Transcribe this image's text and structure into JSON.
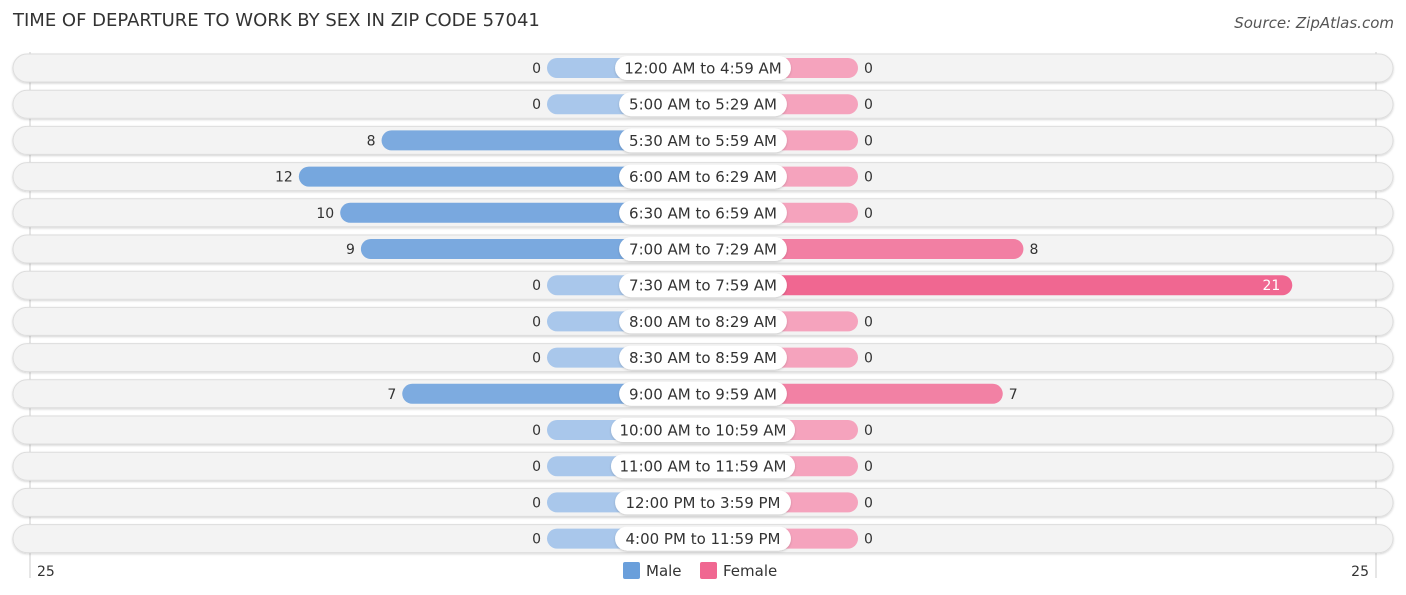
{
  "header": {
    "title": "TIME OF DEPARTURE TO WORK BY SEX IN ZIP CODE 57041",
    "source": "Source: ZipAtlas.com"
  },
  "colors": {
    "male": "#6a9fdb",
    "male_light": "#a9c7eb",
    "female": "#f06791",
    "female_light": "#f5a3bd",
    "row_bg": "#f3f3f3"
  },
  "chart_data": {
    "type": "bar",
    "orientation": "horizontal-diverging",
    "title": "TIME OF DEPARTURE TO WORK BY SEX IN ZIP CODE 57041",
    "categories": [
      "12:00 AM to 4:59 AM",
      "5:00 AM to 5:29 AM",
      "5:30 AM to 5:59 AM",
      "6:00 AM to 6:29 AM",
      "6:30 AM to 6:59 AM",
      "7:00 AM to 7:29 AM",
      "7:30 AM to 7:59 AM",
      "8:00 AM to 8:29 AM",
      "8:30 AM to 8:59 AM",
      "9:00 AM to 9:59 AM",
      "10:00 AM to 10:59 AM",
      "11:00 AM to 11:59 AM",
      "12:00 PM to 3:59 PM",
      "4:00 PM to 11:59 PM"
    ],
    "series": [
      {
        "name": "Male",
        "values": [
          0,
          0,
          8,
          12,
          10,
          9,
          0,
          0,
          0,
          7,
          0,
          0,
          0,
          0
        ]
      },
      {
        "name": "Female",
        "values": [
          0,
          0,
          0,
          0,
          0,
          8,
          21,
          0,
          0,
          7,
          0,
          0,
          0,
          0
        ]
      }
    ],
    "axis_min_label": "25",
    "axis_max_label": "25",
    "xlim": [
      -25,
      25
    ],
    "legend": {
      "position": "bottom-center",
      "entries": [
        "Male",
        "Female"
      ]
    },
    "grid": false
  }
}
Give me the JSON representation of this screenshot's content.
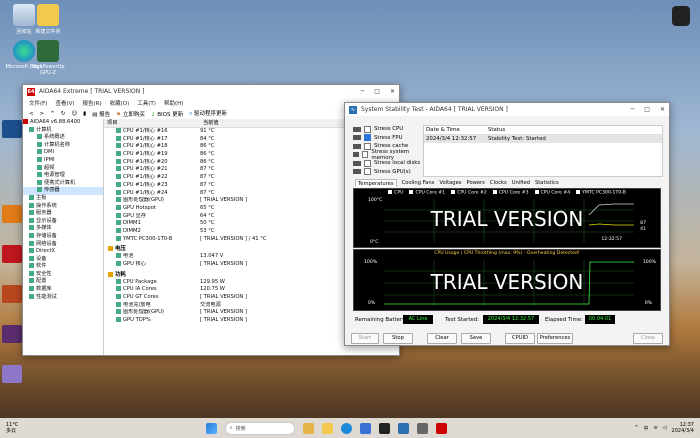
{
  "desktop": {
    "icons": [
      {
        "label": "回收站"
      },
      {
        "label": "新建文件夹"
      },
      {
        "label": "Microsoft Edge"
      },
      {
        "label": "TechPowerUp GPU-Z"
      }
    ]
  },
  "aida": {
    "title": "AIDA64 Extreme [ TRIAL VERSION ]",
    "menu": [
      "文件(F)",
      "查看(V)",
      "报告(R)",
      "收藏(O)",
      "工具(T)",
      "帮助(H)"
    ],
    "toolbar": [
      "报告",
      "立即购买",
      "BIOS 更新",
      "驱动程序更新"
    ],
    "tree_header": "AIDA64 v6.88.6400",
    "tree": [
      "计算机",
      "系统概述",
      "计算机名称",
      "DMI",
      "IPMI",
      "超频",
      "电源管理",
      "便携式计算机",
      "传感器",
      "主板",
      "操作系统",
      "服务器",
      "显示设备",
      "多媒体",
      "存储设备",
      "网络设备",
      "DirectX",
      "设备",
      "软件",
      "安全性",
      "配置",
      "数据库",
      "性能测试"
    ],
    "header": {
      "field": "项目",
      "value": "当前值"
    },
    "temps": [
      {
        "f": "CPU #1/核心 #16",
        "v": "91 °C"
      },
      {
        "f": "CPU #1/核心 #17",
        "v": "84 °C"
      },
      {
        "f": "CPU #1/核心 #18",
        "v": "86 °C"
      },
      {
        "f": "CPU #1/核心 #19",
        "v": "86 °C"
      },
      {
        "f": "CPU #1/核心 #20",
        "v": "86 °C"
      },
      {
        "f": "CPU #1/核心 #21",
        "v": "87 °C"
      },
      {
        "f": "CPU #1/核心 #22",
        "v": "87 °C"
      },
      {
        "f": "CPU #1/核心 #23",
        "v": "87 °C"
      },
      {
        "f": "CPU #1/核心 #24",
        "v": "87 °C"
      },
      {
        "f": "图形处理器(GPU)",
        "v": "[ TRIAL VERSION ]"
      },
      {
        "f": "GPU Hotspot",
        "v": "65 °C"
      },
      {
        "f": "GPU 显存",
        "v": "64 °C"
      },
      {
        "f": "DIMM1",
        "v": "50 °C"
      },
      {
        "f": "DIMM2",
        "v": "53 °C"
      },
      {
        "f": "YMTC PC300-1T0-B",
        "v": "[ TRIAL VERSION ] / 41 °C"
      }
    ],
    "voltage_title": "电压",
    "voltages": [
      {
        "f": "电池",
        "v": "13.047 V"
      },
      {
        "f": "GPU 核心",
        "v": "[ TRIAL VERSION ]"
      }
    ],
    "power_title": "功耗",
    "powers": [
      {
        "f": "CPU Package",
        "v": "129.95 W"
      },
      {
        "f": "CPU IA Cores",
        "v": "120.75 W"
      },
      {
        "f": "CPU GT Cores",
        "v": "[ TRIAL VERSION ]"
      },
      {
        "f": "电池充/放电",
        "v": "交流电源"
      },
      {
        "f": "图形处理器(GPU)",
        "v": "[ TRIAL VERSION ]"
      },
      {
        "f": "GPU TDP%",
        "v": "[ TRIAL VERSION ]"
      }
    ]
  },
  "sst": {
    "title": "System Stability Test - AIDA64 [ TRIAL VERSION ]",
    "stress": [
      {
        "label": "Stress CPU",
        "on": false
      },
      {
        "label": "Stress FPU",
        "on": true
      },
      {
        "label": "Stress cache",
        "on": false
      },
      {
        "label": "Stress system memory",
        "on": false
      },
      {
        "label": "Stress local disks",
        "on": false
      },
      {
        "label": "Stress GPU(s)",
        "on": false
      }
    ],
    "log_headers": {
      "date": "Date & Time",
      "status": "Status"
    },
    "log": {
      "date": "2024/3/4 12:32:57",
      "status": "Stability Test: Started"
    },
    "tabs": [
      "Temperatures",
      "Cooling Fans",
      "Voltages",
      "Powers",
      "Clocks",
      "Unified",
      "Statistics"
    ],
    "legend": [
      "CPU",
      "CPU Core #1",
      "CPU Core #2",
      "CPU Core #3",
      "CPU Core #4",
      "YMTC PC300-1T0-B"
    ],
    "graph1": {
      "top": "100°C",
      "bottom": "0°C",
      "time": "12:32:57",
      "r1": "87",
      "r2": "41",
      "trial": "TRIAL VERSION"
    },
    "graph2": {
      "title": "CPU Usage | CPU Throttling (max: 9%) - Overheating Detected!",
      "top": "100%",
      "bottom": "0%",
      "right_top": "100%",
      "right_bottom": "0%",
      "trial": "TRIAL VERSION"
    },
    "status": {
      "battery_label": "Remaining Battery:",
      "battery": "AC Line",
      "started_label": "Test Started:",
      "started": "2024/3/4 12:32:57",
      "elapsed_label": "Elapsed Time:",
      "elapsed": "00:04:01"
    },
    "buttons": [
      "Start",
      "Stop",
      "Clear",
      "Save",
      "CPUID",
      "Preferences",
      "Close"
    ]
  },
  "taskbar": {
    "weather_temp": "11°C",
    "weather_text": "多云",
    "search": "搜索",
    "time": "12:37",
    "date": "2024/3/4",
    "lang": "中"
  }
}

════════════════

=== WHAT IS REQUIRED ===
Return every line of the preceding records in which the word "date" appears.

=== COMPLETE RESPONSE ===
      "date": "Date & Time",
      "date": "2024/3/4 12:32:57",
    "date": "2024/3/4",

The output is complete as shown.